## AIM OF THE EXERCISE:
Write out the entries verbatim and leave the images out of the copy.

## Collection entries:

* * * * * * * * *

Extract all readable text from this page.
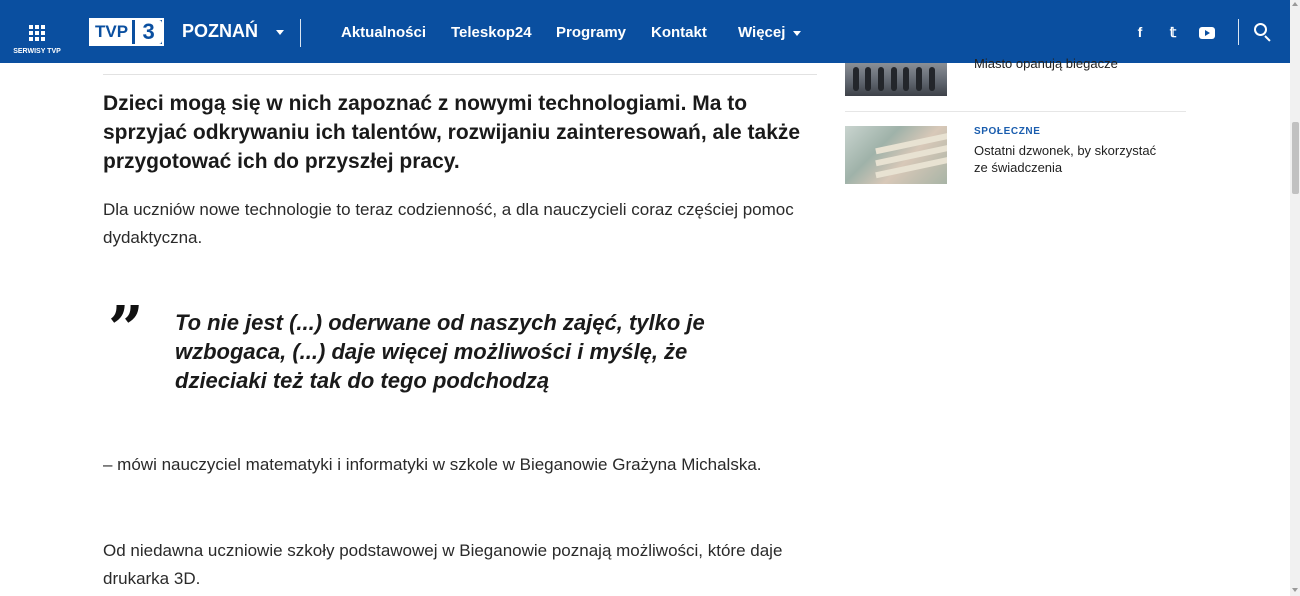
SERWISY TVP
TVP 3	POZNAŃ	Aktualności Teleskop24 Programy Kontakt Więcej	f	𝕥

Dzieci mogą się w nich zapoznać z nowymi technologiami. Ma to sprzyjać odkrywaniu ich talentów, rozwijaniu zainteresowań, ale także przygotować ich do przyszłej pracy.

Dla uczniów nowe technologie to teraz codzienność, a dla nauczycieli coraz częściej pomoc dydaktyczna.

” To nie jest (...) oderwane od naszych zajęć, tylko je wzbogaca, (...) daje więcej możliwości i myślę, że dzieciaki też tak do tego podchodzą

– mówi nauczyciel matematyki i informatyki w szkole w Bieganowie Grażyna Michalska.

Od niedawna uczniowie szkoły podstawowej w Bieganowie poznają możliwości, które daje drukarka 3D.

Miasto opanują biegacze
SPOŁECZNE
Ostatni dzwonek, by skorzystać ze świadczenia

* * * * * * * * *

## EXERCISE OUTPUT:
Extract all readable text from this page.
SERWISY TVP
TVP 3	POZNAŃ	Aktualności Teleskop24 Programy Kontakt Więcej	f	𝕥

Dzieci mogą się w nich zapoznać z nowymi technologiami. Ma to sprzyjać odkrywaniu ich talentów, rozwijaniu zainteresowań, ale także przygotować ich do przyszłej pracy.

Dla uczniów nowe technologie to teraz codzienność, a dla nauczycieli coraz częściej pomoc dydaktyczna.

” To nie jest (...) oderwane od naszych zajęć, tylko je wzbogaca, (...) daje więcej możliwości i myślę, że dzieciaki też tak do tego podchodzą

– mówi nauczyciel matematyki i informatyki w szkole w Bieganowie Grażyna Michalska.

Od niedawna uczniowie szkoły podstawowej w Bieganowie poznają możliwości, które daje drukarka 3D.

Miasto opanują biegacze
SPOŁECZNE
Ostatni dzwonek, by skorzystać ze świadczenia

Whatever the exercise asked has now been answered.